What to do: Produce the listing below again, exactly as shown.

Entries shown:
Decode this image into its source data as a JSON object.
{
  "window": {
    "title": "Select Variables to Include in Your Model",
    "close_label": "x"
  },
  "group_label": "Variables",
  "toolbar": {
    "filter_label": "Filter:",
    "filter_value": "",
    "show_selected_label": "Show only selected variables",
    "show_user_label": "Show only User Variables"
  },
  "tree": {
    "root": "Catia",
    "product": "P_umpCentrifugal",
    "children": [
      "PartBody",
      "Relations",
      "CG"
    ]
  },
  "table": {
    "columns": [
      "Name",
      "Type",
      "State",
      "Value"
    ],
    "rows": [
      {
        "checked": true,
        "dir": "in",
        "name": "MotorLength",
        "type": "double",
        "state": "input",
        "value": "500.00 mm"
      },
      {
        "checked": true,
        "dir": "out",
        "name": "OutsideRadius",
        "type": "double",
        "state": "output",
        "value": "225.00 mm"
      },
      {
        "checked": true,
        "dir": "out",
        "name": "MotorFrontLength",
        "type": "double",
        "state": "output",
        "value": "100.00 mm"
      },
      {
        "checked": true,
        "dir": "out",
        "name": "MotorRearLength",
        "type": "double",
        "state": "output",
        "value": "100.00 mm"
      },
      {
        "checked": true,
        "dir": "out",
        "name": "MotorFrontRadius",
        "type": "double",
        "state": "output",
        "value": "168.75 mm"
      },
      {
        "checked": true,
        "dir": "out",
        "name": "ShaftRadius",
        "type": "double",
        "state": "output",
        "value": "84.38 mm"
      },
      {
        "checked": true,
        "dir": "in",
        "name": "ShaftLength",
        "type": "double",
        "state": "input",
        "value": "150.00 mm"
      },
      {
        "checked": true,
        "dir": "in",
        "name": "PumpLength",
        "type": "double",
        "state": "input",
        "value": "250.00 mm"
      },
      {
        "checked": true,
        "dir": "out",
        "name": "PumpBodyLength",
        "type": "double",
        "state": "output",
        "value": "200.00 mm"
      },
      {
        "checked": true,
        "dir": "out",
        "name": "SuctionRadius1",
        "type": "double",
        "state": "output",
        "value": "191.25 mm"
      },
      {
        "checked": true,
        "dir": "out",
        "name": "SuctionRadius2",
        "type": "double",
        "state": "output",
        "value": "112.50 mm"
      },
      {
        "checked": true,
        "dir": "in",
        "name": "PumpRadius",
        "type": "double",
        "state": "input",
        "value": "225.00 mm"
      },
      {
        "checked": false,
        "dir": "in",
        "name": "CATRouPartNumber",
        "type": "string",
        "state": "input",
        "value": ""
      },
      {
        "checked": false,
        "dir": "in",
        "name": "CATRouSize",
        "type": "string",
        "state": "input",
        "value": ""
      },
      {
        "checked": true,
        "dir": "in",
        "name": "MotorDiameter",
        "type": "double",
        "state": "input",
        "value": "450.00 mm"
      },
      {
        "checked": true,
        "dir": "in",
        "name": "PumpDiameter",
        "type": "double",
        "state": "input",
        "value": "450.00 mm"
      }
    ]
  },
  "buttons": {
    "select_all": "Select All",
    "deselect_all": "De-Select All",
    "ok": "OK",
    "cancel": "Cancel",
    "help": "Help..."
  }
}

The completed task:
Decode this image into its source data as a JSON object.
{
  "window": {
    "title": "Select Variables to Include in Your Model",
    "close_label": "x"
  },
  "group_label": "Variables",
  "toolbar": {
    "filter_label": "Filter:",
    "filter_value": "",
    "show_selected_label": "Show only selected variables",
    "show_user_label": "Show only User Variables"
  },
  "tree": {
    "root": "Catia",
    "product": "P_umpCentrifugal",
    "children": [
      "PartBody",
      "Relations",
      "CG"
    ]
  },
  "table": {
    "columns": [
      "Name",
      "Type",
      "State",
      "Value"
    ],
    "rows": [
      {
        "checked": true,
        "dir": "in",
        "name": "MotorLength",
        "type": "double",
        "state": "input",
        "value": "500.00 mm"
      },
      {
        "checked": true,
        "dir": "out",
        "name": "OutsideRadius",
        "type": "double",
        "state": "output",
        "value": "225.00 mm"
      },
      {
        "checked": true,
        "dir": "out",
        "name": "MotorFrontLength",
        "type": "double",
        "state": "output",
        "value": "100.00 mm"
      },
      {
        "checked": true,
        "dir": "out",
        "name": "MotorRearLength",
        "type": "double",
        "state": "output",
        "value": "100.00 mm"
      },
      {
        "checked": true,
        "dir": "out",
        "name": "MotorFrontRadius",
        "type": "double",
        "state": "output",
        "value": "168.75 mm"
      },
      {
        "checked": true,
        "dir": "out",
        "name": "ShaftRadius",
        "type": "double",
        "state": "output",
        "value": "84.38 mm"
      },
      {
        "checked": true,
        "dir": "in",
        "name": "ShaftLength",
        "type": "double",
        "state": "input",
        "value": "150.00 mm"
      },
      {
        "checked": true,
        "dir": "in",
        "name": "PumpLength",
        "type": "double",
        "state": "input",
        "value": "250.00 mm"
      },
      {
        "checked": true,
        "dir": "out",
        "name": "PumpBodyLength",
        "type": "double",
        "state": "output",
        "value": "200.00 mm"
      },
      {
        "checked": true,
        "dir": "out",
        "name": "SuctionRadius1",
        "type": "double",
        "state": "output",
        "value": "191.25 mm"
      },
      {
        "checked": true,
        "dir": "out",
        "name": "SuctionRadius2",
        "type": "double",
        "state": "output",
        "value": "112.50 mm"
      },
      {
        "checked": true,
        "dir": "in",
        "name": "PumpRadius",
        "type": "double",
        "state": "input",
        "value": "225.00 mm"
      },
      {
        "checked": false,
        "dir": "in",
        "name": "CATRouPartNumber",
        "type": "string",
        "state": "input",
        "value": ""
      },
      {
        "checked": false,
        "dir": "in",
        "name": "CATRouSize",
        "type": "string",
        "state": "input",
        "value": ""
      },
      {
        "checked": true,
        "dir": "in",
        "name": "MotorDiameter",
        "type": "double",
        "state": "input",
        "value": "450.00 mm"
      },
      {
        "checked": true,
        "dir": "in",
        "name": "PumpDiameter",
        "type": "double",
        "state": "input",
        "value": "450.00 mm"
      }
    ]
  },
  "buttons": {
    "select_all": "Select All",
    "deselect_all": "De-Select All",
    "ok": "OK",
    "cancel": "Cancel",
    "help": "Help..."
  }
}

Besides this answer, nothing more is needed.